**** Vermelde gegevens ****

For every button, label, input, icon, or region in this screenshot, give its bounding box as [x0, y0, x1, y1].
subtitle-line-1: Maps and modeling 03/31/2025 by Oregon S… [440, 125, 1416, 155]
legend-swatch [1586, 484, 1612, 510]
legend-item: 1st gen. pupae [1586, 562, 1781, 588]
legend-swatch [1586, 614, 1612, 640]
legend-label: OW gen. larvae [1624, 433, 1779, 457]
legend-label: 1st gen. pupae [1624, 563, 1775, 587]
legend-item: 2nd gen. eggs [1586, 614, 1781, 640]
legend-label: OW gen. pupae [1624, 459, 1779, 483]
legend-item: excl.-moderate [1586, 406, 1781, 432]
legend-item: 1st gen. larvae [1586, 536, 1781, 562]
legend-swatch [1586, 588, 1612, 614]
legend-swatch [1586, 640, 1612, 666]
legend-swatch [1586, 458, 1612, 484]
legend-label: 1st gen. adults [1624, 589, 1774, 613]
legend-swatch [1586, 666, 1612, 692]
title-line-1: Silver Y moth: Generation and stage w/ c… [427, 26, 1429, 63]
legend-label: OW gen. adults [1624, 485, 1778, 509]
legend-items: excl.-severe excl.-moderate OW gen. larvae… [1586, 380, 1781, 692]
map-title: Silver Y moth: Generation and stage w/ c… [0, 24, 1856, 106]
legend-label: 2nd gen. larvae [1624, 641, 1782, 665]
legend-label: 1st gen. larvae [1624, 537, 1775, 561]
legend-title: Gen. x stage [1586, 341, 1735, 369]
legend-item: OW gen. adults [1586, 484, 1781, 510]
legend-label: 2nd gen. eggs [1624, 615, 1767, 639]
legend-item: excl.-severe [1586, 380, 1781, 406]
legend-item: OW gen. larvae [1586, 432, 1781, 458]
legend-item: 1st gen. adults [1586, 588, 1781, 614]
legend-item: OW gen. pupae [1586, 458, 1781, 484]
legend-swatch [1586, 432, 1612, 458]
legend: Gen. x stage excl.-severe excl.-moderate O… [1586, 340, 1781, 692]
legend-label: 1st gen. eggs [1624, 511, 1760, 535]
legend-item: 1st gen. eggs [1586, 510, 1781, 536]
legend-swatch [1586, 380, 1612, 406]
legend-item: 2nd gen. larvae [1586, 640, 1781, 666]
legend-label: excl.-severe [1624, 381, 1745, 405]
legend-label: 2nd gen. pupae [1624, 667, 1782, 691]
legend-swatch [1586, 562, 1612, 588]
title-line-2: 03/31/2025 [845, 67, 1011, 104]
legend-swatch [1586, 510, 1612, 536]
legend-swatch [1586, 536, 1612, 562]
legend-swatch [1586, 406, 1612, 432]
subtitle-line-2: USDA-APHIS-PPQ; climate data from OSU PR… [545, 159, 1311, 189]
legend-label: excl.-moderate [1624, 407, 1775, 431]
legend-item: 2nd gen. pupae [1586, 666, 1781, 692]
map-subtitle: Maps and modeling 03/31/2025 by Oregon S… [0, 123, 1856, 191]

****
**** Vermelde gegevens ****

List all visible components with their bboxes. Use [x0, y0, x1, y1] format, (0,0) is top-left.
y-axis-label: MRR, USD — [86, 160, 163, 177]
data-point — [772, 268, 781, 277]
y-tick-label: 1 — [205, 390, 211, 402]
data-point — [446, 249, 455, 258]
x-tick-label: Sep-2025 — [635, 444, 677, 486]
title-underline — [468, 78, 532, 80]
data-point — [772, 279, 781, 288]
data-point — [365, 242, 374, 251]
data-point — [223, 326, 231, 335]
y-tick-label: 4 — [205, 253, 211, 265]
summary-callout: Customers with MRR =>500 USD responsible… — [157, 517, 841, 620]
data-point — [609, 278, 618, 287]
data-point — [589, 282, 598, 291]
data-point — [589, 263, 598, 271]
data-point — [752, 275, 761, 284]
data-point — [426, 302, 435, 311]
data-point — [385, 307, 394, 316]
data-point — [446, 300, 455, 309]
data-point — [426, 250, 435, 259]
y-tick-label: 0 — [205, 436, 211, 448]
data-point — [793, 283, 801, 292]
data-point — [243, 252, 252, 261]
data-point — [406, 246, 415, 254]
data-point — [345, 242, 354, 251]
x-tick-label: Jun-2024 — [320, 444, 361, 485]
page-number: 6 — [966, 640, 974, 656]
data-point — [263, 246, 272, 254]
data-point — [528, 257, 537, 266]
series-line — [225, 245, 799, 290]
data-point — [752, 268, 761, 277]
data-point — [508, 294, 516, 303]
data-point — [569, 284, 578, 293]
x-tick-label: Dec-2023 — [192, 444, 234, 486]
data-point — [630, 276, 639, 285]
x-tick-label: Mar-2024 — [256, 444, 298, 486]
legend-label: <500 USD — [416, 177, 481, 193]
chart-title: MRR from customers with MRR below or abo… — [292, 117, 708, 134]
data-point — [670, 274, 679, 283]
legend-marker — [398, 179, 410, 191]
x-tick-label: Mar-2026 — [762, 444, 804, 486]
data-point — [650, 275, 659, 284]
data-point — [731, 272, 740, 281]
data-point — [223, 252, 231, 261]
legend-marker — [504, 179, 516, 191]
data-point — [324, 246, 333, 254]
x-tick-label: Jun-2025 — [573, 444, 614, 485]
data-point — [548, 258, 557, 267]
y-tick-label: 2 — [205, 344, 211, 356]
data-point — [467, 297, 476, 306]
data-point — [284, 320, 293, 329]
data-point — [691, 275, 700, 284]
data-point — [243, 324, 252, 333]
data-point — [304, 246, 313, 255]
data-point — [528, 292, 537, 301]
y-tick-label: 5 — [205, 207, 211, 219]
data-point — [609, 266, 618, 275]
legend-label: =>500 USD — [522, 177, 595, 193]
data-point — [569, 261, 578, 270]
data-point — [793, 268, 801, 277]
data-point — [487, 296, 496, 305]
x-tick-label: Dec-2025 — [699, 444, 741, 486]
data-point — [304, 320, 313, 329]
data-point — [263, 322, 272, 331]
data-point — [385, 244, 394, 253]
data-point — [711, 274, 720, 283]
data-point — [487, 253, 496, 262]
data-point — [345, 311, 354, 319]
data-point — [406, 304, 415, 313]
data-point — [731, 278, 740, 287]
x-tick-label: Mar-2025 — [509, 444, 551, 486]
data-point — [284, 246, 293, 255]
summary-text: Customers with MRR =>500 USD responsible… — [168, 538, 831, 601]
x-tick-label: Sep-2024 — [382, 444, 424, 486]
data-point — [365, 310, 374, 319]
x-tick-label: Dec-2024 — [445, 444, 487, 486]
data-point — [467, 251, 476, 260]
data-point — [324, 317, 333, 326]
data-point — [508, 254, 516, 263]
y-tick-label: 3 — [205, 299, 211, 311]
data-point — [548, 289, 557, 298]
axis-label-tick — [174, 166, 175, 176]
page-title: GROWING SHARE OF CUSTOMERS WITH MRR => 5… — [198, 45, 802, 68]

****
**** Vermelde gegevens ****

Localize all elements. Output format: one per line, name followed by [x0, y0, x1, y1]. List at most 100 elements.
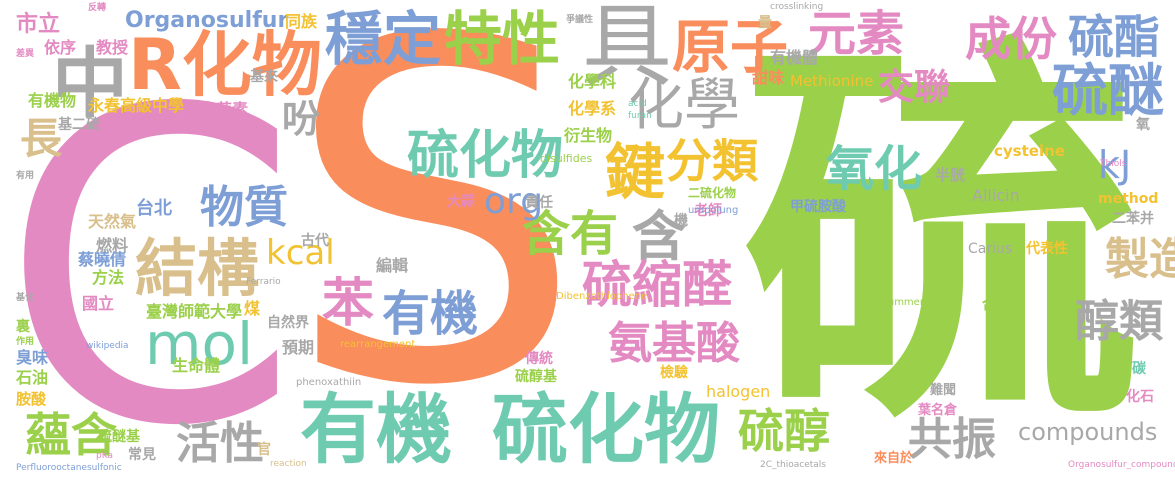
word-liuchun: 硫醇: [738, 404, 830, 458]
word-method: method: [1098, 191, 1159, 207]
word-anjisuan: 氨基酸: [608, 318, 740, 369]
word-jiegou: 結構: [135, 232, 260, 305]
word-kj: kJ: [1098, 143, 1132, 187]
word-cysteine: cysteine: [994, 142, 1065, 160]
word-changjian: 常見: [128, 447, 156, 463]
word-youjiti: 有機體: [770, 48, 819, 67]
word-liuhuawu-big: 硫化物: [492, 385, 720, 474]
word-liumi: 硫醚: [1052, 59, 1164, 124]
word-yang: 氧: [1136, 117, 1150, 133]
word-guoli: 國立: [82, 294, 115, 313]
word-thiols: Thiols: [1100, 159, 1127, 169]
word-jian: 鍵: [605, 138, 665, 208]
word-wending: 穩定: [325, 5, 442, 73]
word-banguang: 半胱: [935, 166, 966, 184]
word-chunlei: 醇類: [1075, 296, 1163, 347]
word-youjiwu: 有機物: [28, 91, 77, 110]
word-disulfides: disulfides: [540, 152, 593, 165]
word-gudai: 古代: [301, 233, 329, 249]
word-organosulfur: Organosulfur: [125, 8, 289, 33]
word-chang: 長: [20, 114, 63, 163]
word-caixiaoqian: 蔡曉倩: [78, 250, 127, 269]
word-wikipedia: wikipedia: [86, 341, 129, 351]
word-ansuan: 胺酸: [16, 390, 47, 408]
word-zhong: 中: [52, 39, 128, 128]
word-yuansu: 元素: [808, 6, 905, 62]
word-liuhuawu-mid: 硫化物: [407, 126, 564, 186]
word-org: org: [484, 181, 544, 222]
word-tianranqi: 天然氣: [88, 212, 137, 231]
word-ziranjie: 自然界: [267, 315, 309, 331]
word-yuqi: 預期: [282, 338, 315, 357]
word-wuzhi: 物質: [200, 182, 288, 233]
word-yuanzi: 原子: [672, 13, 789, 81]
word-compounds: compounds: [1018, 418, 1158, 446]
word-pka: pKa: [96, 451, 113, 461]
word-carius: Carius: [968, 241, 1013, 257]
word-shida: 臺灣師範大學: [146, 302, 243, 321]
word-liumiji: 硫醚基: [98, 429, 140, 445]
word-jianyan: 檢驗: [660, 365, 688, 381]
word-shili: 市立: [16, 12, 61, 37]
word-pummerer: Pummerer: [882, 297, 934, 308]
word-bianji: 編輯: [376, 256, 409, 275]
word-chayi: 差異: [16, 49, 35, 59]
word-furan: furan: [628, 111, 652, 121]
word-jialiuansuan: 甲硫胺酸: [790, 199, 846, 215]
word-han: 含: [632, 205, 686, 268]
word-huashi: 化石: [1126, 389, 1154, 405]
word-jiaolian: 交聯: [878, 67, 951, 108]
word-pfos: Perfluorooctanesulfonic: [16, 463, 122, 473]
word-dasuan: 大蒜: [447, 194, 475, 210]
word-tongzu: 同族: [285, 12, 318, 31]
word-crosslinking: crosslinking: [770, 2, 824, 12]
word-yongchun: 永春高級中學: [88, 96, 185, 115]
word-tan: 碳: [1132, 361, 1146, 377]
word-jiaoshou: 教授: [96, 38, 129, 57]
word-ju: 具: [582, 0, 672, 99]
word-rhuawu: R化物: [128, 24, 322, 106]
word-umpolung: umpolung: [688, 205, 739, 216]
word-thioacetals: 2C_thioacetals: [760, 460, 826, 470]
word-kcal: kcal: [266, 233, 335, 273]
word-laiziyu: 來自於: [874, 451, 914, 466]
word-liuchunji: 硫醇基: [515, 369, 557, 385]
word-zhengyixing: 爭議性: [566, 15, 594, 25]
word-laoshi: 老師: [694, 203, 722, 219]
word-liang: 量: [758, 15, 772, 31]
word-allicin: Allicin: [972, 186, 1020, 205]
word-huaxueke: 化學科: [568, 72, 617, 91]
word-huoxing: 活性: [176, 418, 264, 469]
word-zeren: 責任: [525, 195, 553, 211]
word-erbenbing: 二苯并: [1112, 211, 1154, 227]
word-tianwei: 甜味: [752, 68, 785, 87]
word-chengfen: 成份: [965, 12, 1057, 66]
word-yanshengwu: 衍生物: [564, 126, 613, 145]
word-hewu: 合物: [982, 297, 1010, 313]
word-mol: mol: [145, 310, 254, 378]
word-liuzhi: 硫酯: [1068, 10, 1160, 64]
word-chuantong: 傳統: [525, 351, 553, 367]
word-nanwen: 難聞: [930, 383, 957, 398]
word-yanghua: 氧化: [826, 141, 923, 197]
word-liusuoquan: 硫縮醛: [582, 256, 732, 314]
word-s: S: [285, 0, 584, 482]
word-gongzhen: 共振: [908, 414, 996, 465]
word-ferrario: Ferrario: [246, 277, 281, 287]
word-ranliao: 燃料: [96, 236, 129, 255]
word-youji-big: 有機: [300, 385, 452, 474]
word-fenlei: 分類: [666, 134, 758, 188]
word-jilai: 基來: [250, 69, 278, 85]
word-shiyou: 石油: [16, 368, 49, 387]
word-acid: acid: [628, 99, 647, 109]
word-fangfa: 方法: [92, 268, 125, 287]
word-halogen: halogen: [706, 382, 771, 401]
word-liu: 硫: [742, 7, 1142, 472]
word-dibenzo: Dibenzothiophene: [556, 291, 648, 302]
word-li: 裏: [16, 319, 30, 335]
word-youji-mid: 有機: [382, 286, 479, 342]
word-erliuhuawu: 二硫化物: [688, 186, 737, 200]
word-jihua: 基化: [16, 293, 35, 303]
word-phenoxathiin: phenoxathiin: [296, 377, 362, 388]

****

Neem uit de bovenstaande vermeldingen woordelijk alles over vanaf de regel met "For every button, label, input, icon, or" tot en met de regel met "legend-swatch [1586, 640, 1612, 666]".

For every button, label, input, icon, or region in this screenshot, give its bounding box as [x0, y0, x1, y1].
subtitle-line-1: Maps and modeling 03/31/2025 by Oregon S… [440, 125, 1416, 155]
legend-swatch [1586, 484, 1612, 510]
legend-item: 1st gen. pupae [1586, 562, 1781, 588]
legend-swatch [1586, 614, 1612, 640]
legend-label: OW gen. larvae [1624, 433, 1779, 457]
legend-label: 1st gen. pupae [1624, 563, 1775, 587]
legend-item: 2nd gen. eggs [1586, 614, 1781, 640]
legend-label: OW gen. pupae [1624, 459, 1779, 483]
legend-item: excl.-moderate [1586, 406, 1781, 432]
legend-item: 1st gen. larvae [1586, 536, 1781, 562]
legend-swatch [1586, 588, 1612, 614]
legend-swatch [1586, 640, 1612, 666]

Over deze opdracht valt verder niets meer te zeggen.